Gather each line of the records where "content" appears.

── Items

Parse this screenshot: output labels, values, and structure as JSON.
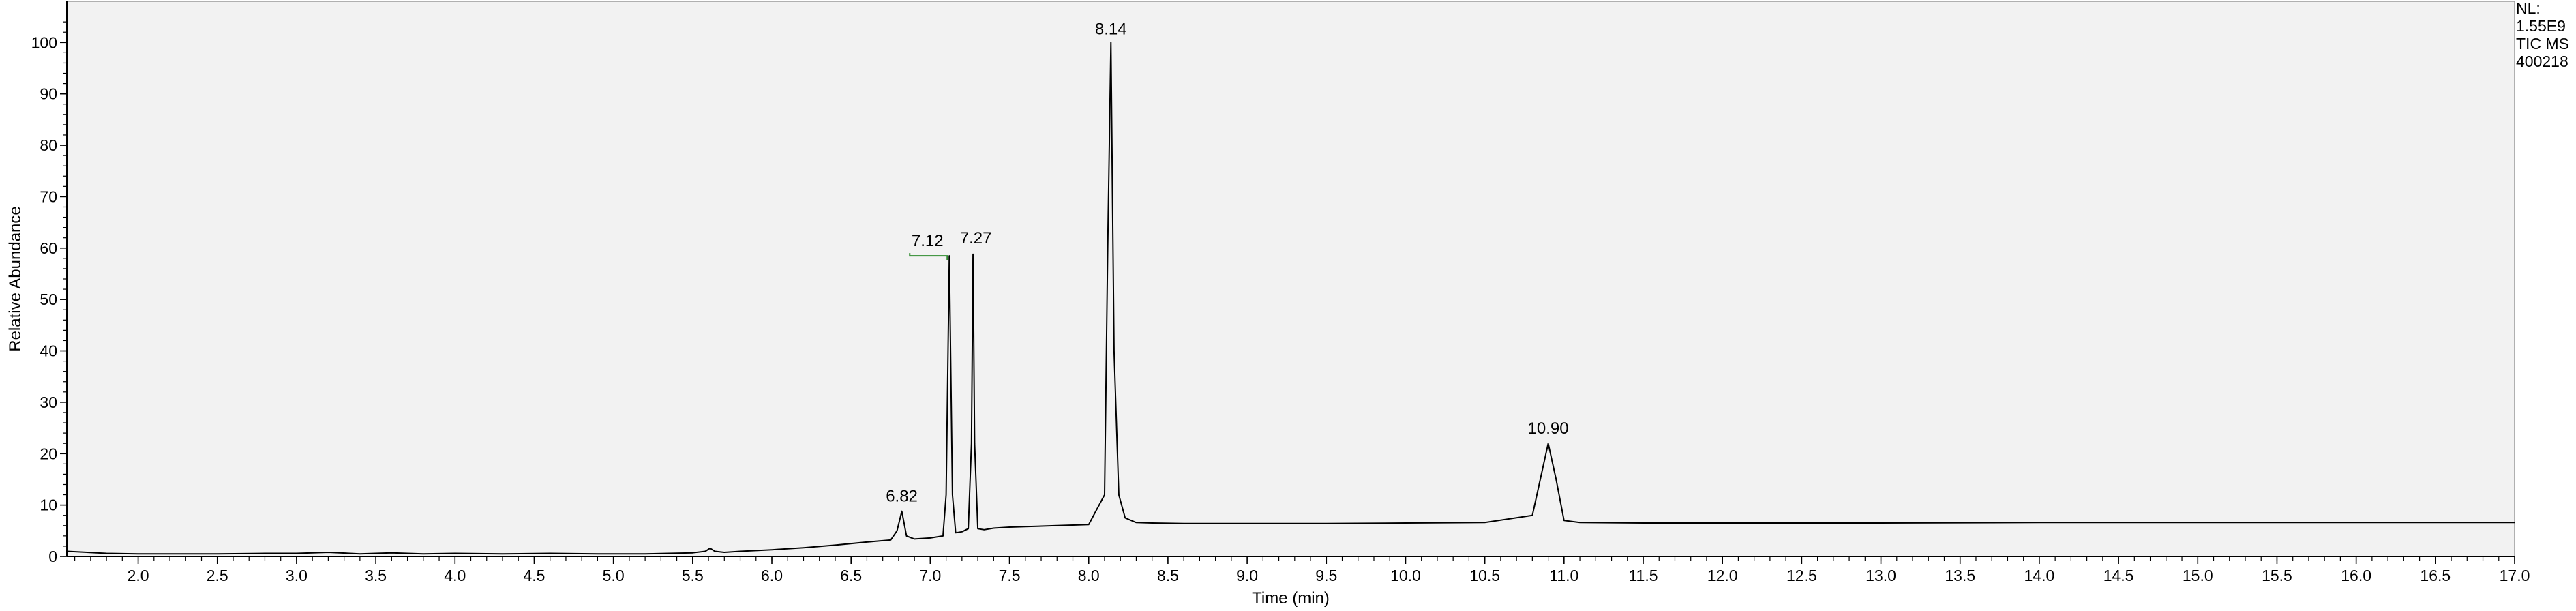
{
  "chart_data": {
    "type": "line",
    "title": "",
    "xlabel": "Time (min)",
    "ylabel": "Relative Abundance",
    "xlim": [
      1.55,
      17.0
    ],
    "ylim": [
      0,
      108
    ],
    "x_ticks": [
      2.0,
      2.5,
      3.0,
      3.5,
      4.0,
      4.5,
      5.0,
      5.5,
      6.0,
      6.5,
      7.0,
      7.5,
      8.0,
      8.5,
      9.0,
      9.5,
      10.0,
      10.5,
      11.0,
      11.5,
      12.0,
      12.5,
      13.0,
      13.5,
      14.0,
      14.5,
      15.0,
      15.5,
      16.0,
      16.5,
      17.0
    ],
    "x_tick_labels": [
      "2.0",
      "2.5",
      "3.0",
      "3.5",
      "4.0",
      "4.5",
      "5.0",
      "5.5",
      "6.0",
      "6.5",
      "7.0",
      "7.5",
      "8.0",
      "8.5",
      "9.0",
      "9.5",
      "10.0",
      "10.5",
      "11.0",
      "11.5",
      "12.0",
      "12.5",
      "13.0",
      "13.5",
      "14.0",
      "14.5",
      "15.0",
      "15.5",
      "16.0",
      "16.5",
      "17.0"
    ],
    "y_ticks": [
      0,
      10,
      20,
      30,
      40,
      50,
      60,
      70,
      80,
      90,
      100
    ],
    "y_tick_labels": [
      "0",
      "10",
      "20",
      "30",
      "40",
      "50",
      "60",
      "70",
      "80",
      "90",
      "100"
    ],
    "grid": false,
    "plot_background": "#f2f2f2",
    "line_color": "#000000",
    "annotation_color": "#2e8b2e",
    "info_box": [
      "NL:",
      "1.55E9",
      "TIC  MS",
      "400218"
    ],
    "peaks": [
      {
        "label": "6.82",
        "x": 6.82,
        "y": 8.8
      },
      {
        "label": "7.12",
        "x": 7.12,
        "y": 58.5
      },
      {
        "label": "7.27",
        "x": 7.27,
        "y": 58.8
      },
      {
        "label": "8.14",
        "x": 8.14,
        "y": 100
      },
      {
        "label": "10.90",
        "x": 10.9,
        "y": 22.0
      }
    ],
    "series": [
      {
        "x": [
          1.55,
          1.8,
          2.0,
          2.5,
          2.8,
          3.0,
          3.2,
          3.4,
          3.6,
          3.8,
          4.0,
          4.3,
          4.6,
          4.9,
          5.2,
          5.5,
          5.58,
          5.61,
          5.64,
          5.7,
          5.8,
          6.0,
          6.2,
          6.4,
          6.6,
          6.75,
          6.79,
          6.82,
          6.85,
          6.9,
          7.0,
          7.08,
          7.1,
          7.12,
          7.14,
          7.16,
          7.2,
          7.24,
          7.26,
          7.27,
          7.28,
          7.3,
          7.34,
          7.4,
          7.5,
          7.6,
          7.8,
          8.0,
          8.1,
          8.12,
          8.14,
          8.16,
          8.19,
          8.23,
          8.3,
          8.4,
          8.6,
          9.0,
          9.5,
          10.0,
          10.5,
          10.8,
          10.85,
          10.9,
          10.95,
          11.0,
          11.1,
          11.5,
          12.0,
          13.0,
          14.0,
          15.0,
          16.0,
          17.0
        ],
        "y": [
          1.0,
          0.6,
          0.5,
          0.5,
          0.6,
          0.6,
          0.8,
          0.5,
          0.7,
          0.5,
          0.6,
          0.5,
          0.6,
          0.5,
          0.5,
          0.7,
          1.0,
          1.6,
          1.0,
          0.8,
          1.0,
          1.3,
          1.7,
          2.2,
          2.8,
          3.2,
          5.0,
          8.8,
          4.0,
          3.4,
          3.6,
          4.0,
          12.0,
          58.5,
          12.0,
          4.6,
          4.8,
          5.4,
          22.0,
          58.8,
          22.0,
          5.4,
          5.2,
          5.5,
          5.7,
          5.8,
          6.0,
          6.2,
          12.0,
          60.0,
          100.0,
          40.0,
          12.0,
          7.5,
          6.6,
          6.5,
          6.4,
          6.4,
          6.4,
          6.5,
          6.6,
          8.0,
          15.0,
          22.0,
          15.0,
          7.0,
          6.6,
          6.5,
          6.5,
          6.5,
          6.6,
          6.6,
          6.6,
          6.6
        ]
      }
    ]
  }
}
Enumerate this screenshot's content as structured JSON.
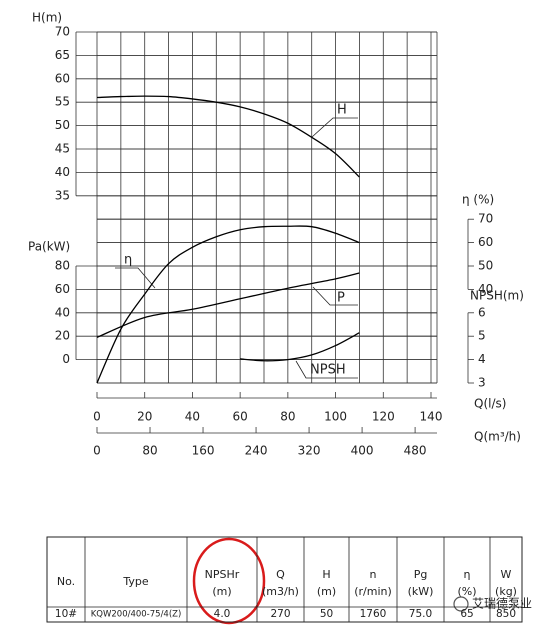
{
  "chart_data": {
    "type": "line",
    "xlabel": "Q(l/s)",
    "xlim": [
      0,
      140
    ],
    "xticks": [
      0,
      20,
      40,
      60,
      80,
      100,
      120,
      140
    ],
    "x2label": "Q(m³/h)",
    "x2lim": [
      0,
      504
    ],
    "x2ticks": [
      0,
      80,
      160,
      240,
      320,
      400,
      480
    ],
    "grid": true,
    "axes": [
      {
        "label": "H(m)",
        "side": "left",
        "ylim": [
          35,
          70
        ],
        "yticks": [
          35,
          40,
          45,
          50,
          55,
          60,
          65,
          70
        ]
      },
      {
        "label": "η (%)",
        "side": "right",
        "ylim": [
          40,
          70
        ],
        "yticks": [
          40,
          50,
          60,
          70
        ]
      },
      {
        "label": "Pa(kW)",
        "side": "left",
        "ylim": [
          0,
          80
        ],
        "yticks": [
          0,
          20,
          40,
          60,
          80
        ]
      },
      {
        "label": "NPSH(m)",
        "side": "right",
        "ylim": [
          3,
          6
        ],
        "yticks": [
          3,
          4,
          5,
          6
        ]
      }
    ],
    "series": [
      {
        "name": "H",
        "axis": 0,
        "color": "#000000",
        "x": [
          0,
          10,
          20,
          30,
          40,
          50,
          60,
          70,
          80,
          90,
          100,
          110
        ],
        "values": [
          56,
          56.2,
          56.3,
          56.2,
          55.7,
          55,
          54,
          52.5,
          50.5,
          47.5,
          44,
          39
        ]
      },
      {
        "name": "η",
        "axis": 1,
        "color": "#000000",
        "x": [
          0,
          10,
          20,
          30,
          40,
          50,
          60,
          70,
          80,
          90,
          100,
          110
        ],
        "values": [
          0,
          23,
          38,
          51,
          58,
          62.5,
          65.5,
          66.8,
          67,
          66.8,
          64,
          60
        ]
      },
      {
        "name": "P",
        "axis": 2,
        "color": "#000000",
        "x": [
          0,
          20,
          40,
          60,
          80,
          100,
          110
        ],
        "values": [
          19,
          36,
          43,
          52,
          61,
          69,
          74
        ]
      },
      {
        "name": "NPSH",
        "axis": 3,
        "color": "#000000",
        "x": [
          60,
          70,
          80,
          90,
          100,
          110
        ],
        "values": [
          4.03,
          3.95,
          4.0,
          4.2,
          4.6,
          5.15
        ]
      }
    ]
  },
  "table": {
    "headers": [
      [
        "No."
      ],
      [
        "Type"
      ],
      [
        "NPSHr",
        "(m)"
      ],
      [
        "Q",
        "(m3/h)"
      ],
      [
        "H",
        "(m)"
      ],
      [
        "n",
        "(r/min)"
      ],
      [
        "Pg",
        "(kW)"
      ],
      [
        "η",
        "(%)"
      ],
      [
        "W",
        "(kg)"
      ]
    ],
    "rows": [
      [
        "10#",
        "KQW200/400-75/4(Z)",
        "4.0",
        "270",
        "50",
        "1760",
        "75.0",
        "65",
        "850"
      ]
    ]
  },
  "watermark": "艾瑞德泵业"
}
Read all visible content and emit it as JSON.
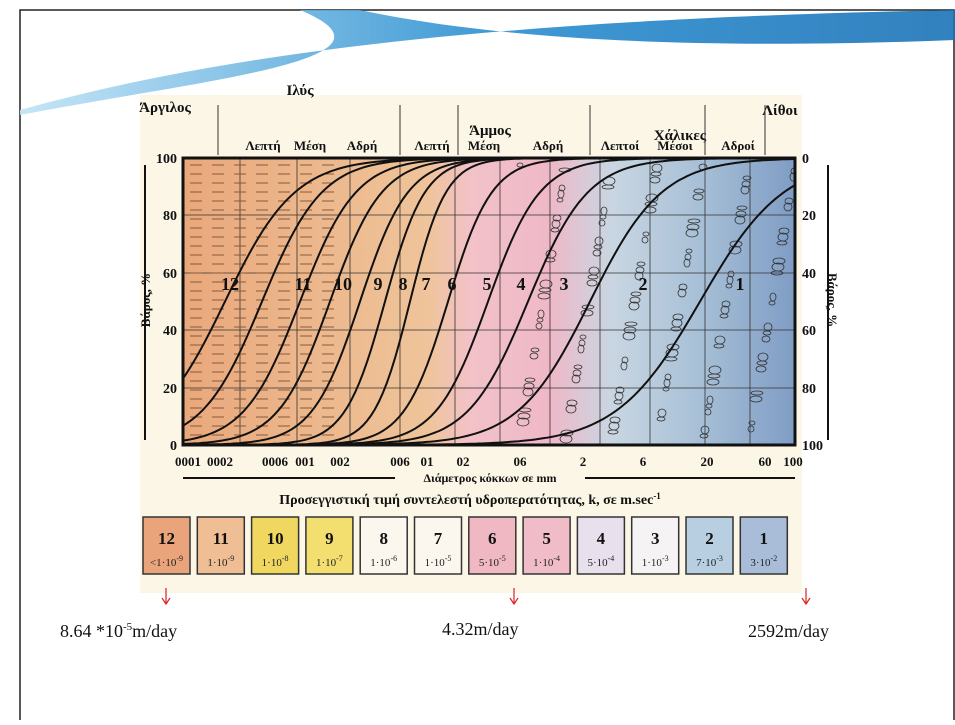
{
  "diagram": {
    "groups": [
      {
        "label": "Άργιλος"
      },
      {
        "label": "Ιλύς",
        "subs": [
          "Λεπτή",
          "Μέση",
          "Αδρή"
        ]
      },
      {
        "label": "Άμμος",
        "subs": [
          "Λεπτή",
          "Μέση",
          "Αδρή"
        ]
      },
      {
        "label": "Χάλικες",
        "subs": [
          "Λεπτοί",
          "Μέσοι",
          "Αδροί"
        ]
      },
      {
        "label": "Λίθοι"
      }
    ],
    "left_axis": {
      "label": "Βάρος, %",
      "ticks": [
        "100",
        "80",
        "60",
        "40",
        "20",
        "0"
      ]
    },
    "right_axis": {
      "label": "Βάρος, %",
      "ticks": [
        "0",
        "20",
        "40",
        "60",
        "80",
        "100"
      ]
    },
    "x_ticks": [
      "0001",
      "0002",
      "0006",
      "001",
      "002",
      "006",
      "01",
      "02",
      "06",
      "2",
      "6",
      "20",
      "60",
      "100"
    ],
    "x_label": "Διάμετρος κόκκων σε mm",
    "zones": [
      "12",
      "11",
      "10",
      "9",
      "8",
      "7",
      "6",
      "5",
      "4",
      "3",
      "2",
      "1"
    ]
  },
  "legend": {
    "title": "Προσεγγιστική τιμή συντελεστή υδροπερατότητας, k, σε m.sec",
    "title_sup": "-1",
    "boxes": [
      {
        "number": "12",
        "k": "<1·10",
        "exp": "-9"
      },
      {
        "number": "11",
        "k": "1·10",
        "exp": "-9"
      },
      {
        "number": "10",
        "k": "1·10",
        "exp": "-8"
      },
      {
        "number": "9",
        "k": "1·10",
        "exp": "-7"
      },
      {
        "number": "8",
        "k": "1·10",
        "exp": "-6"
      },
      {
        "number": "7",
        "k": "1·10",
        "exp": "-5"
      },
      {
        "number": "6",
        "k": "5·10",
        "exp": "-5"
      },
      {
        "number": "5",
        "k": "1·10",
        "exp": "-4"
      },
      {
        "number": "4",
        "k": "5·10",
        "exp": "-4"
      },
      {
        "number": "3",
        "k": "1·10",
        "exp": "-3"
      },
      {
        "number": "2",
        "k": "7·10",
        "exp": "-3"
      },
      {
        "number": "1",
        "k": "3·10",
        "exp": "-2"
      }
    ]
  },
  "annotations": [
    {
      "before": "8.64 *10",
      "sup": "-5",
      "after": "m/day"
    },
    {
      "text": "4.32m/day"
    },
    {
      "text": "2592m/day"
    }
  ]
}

────

Solution below.
Enumerate this screenshot's content as structured JSON.
Read all visible content and emit it as JSON.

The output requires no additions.